- DATA:
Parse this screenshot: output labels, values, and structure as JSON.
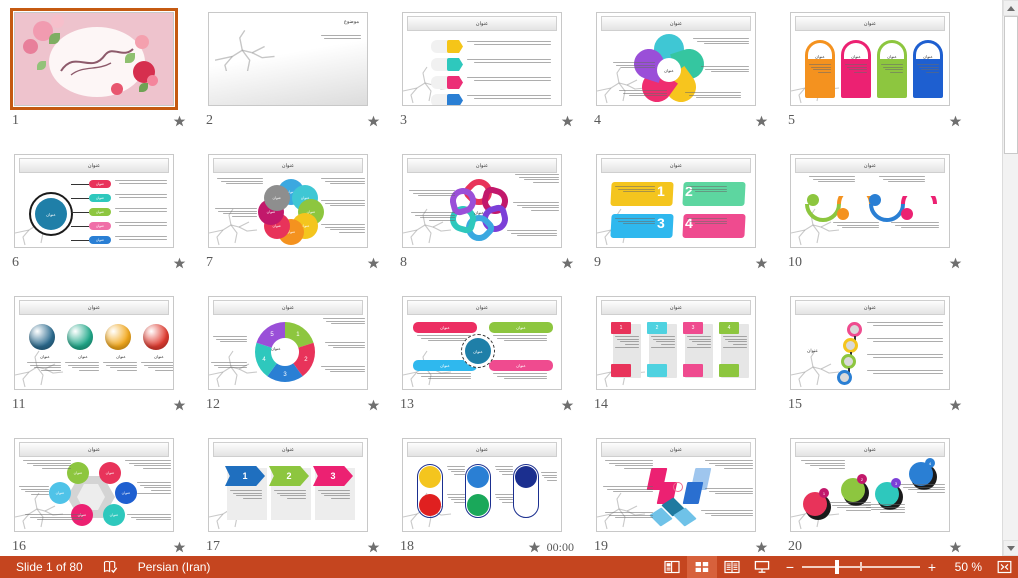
{
  "app": {
    "view": "slide-sorter",
    "accent_color": "#c5451f",
    "selection_color": "#c55a11"
  },
  "status_bar": {
    "slide_indicator": "Slide 1 of 80",
    "proofing_icon": "spell-check-icon",
    "language": "Persian (Iran)",
    "view_buttons": [
      {
        "name": "normal-view",
        "icon": "normal-view-icon",
        "active": false
      },
      {
        "name": "slide-sorter-view",
        "icon": "slide-sorter-icon",
        "active": true
      },
      {
        "name": "reading-view",
        "icon": "reading-view-icon",
        "active": false
      },
      {
        "name": "slide-show-view",
        "icon": "slide-show-icon",
        "active": false
      }
    ],
    "zoom_out_label": "−",
    "zoom_in_label": "+",
    "zoom_level": "50 %",
    "fit_button_icon": "fit-to-window-icon"
  },
  "scrollbar": {
    "up_icon": "scroll-up-arrow-icon",
    "down_icon": "scroll-down-arrow-icon",
    "thumb_name": "vertical-scroll-thumb"
  },
  "labels": {
    "slide_title_placeholder": "عنوان",
    "topic_label": "موضوع",
    "transition_star": "transition-star-icon"
  },
  "slides": [
    {
      "number": "1",
      "layout": "cover-floral",
      "selected": true,
      "star": true,
      "timing": ""
    },
    {
      "number": "2",
      "layout": "cracked-ground-topic",
      "selected": false,
      "star": true,
      "timing": ""
    },
    {
      "number": "3",
      "layout": "four-numbered-pills",
      "selected": false,
      "star": true,
      "timing": "",
      "colors": [
        "#f5c518",
        "#2ec8bd",
        "#ec2e76",
        "#2a7fd4"
      ]
    },
    {
      "number": "4",
      "layout": "five-petal-flower",
      "selected": false,
      "star": true,
      "timing": "",
      "colors": [
        "#3fc7d4",
        "#35c6a0",
        "#f7c51e",
        "#ef2d6f",
        "#9a4fd8",
        "#3ba8e0"
      ]
    },
    {
      "number": "5",
      "layout": "four-tablets",
      "selected": false,
      "star": true,
      "timing": "",
      "colors": [
        "#f4921f",
        "#ec2172",
        "#8dc63f",
        "#1e5fd0"
      ]
    },
    {
      "number": "6",
      "layout": "hub-and-branches",
      "selected": false,
      "star": true,
      "timing": "",
      "colors": [
        "#e8335a",
        "#2ec8bd",
        "#8dc63f",
        "#f06fa8",
        "#2a7fd4"
      ]
    },
    {
      "number": "7",
      "layout": "eight-petal-wheel",
      "selected": false,
      "star": true,
      "timing": "",
      "colors": [
        "#3ba8e0",
        "#3fc7d4",
        "#8dc63f",
        "#f4c51e",
        "#f4921f",
        "#e8335a",
        "#c2186b",
        "#8e8e8e"
      ]
    },
    {
      "number": "8",
      "layout": "ribbon-loops",
      "selected": false,
      "star": true,
      "timing": "",
      "colors": [
        "#e8335a",
        "#c2186b",
        "#7c3fd8",
        "#3ba8e0",
        "#2ec8bd",
        "#9a4fd8"
      ]
    },
    {
      "number": "9",
      "layout": "four-callout-boxes",
      "selected": false,
      "star": true,
      "timing": "",
      "colors": [
        "#f4c51e",
        "#5dd6a0",
        "#2fb8ee",
        "#ef4b8f"
      ]
    },
    {
      "number": "10",
      "layout": "wave-timeline",
      "selected": false,
      "star": true,
      "timing": "",
      "colors": [
        "#8dc63f",
        "#f4921f",
        "#2a7fd4",
        "#ec2172"
      ]
    },
    {
      "number": "11",
      "layout": "four-spheres",
      "selected": false,
      "star": true,
      "timing": "",
      "colors": [
        "#2b6b8f",
        "#20a98a",
        "#f2a81c",
        "#e03c31"
      ]
    },
    {
      "number": "12",
      "layout": "five-segment-spiral",
      "selected": false,
      "star": true,
      "timing": "",
      "colors": [
        "#8dc63f",
        "#e8335a",
        "#2a7fd4",
        "#2ec8bd",
        "#9a4fd8"
      ]
    },
    {
      "number": "13",
      "layout": "four-quadrant-bars",
      "selected": false,
      "star": true,
      "timing": "",
      "colors": [
        "#ec2e62",
        "#8dc63f",
        "#2fb8ee",
        "#ef4b8f"
      ]
    },
    {
      "number": "14",
      "layout": "four-numbered-cards",
      "selected": false,
      "star": false,
      "timing": "",
      "colors": [
        "#e8335a",
        "#4fd2e0",
        "#ef4b8f",
        "#8dc63f"
      ]
    },
    {
      "number": "15",
      "layout": "vertical-ring-chain",
      "selected": false,
      "star": true,
      "timing": "",
      "colors": [
        "#ef4b8f",
        "#f4c51e",
        "#8dc63f",
        "#2a7fd4"
      ]
    },
    {
      "number": "16",
      "layout": "hexagon-hub",
      "selected": false,
      "star": true,
      "timing": "",
      "colors": [
        "#8dc63f",
        "#e8335a",
        "#4fc3e8",
        "#1e5fd0",
        "#ec2172",
        "#2ec8bd"
      ]
    },
    {
      "number": "17",
      "layout": "three-arrow-banners",
      "selected": false,
      "star": true,
      "timing": "",
      "colors": [
        "#1f6fbf",
        "#8dc63f",
        "#ec2172"
      ]
    },
    {
      "number": "18",
      "layout": "stadium-circles",
      "selected": false,
      "star": true,
      "timing": "00:00",
      "colors": [
        "#f4c51e",
        "#e02020",
        "#2a7fd4",
        "#1aa85a",
        "#1b2f8f"
      ]
    },
    {
      "number": "19",
      "layout": "diamond-cluster",
      "selected": false,
      "star": true,
      "timing": "",
      "colors": [
        "#ec2172",
        "#9fc6ee",
        "#2a6fd0",
        "#1f7aa0",
        "#6fc2e8"
      ]
    },
    {
      "number": "20",
      "layout": "balloon-circles",
      "selected": false,
      "star": true,
      "timing": "",
      "colors": [
        "#e8335a",
        "#8dc63f",
        "#2ec8bd",
        "#2a7fd4",
        "#c2186b",
        "#7c3fd8"
      ]
    }
  ]
}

- REQUIRED WORK: How many lines in the records above hold the word "normal"? Give only the number.

- TASK RESULT: 2